begin Exercise data

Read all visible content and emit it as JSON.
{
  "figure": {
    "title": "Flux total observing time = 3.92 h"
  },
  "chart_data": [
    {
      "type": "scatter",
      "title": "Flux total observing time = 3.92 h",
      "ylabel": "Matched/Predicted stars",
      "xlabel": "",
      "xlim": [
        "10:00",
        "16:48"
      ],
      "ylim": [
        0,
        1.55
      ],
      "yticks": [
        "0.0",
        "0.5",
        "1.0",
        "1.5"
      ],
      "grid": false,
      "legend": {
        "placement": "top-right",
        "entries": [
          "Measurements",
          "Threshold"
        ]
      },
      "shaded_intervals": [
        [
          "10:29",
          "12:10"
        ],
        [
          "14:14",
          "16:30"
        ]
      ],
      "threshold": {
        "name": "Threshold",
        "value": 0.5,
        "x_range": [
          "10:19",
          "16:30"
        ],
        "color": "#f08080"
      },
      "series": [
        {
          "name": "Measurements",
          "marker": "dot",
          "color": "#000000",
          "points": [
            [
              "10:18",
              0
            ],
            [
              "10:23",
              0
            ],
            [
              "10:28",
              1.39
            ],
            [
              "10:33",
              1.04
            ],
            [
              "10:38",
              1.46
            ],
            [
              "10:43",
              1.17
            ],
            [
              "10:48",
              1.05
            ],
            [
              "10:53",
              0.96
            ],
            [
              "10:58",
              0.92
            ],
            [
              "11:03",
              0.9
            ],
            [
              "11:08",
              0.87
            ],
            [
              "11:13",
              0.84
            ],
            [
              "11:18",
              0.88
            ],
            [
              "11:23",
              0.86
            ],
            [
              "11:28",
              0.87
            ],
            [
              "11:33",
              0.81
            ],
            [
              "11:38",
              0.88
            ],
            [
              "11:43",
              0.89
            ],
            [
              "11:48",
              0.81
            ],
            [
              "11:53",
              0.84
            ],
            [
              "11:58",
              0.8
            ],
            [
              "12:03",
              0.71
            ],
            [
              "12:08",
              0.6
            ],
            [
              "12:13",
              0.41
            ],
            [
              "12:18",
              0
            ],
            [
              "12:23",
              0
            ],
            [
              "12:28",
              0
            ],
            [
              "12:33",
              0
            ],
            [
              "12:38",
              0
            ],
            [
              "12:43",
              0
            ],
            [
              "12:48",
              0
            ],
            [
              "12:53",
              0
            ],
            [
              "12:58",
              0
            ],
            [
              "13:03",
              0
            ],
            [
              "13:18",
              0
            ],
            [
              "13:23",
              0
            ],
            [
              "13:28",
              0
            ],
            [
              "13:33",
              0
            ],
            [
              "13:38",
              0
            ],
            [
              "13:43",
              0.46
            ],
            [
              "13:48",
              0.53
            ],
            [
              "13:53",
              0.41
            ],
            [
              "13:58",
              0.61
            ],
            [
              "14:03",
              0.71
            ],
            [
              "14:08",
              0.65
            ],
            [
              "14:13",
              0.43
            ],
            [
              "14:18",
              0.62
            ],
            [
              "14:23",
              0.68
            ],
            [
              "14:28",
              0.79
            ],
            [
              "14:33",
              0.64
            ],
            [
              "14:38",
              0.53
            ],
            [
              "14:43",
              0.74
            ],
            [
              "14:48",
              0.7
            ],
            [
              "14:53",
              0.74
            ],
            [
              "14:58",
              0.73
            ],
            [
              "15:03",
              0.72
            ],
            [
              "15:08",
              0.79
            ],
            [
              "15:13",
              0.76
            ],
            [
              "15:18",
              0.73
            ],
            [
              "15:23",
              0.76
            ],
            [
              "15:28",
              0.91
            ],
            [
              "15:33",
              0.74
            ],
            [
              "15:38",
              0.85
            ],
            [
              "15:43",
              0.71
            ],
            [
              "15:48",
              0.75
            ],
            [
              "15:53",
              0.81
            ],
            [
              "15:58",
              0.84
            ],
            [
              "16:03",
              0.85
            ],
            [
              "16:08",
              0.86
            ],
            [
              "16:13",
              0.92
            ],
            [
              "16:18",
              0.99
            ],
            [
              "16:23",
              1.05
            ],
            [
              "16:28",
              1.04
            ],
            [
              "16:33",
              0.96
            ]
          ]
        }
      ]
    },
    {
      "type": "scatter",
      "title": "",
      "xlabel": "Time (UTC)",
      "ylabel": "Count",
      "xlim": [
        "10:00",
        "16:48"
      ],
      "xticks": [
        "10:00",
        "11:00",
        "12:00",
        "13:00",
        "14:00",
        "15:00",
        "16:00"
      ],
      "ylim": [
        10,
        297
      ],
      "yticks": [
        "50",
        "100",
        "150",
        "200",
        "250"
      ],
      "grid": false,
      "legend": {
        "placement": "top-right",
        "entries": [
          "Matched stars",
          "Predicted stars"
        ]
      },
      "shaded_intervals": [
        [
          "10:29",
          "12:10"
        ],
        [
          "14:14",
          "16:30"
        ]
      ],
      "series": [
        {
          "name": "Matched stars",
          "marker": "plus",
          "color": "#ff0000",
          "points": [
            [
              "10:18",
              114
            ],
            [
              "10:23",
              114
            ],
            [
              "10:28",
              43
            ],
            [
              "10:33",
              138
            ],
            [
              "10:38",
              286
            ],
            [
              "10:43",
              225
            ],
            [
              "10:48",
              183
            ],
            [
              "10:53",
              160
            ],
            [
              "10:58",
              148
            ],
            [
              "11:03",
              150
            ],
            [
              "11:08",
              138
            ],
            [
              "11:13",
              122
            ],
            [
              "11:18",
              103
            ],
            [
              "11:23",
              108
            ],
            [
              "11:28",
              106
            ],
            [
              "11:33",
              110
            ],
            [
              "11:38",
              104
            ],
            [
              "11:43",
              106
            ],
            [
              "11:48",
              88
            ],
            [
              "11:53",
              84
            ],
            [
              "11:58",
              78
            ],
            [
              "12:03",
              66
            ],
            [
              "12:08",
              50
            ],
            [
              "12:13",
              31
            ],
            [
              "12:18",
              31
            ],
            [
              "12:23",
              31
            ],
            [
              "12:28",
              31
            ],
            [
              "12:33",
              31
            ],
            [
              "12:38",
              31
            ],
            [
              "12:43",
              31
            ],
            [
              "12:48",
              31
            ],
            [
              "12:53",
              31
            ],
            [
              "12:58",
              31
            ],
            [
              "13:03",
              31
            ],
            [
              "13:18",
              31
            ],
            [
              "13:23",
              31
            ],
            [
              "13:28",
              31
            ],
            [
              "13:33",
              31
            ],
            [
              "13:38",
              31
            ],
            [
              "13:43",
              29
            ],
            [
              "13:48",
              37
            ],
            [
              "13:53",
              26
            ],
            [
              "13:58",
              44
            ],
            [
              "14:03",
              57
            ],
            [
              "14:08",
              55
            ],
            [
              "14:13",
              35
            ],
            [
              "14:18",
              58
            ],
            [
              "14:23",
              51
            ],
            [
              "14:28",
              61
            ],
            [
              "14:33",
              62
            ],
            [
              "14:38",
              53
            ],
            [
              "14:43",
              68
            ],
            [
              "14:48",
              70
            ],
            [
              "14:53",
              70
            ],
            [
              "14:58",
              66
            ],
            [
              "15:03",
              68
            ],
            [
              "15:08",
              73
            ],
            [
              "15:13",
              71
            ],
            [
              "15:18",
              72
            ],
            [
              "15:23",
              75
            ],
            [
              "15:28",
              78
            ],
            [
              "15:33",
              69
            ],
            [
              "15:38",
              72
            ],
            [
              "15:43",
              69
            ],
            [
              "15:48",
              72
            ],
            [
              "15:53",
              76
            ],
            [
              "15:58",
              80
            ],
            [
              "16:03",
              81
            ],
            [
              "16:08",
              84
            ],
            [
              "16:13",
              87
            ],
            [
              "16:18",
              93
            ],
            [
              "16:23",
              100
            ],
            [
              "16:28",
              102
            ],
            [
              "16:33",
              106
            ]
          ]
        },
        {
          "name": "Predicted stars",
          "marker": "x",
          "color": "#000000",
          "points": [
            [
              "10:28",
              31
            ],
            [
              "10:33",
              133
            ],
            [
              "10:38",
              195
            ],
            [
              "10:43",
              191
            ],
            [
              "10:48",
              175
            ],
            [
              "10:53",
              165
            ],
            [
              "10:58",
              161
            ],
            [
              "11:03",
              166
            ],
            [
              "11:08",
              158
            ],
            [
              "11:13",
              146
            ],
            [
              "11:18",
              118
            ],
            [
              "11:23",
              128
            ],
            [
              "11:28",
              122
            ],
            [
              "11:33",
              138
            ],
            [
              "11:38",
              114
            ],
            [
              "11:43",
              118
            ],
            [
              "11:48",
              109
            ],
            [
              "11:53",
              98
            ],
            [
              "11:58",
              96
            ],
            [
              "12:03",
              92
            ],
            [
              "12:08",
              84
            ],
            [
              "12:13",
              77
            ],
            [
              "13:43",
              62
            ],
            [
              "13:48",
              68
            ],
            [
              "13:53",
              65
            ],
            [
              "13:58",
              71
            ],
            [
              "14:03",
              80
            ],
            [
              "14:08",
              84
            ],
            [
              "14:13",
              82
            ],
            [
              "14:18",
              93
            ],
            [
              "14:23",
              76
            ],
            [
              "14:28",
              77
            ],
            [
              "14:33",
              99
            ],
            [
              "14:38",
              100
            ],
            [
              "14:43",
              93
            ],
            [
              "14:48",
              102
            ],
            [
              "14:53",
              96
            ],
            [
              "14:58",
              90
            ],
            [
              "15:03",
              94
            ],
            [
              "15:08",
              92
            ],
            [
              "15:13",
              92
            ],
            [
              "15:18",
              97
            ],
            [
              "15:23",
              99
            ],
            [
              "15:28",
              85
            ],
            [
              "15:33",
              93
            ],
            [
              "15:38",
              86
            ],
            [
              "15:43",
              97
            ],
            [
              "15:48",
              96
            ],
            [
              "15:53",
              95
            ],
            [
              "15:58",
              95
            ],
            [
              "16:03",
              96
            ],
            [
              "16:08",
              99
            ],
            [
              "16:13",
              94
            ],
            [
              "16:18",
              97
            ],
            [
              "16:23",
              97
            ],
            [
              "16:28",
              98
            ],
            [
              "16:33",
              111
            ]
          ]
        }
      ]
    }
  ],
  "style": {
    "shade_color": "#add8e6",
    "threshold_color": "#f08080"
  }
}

end Exercise data

Copy the lines from the entries above in which the word "Predicted" appears.

      "ylabel": "Matched/Predicted stars",
          "Predicted stars"
          "name": "Predicted stars",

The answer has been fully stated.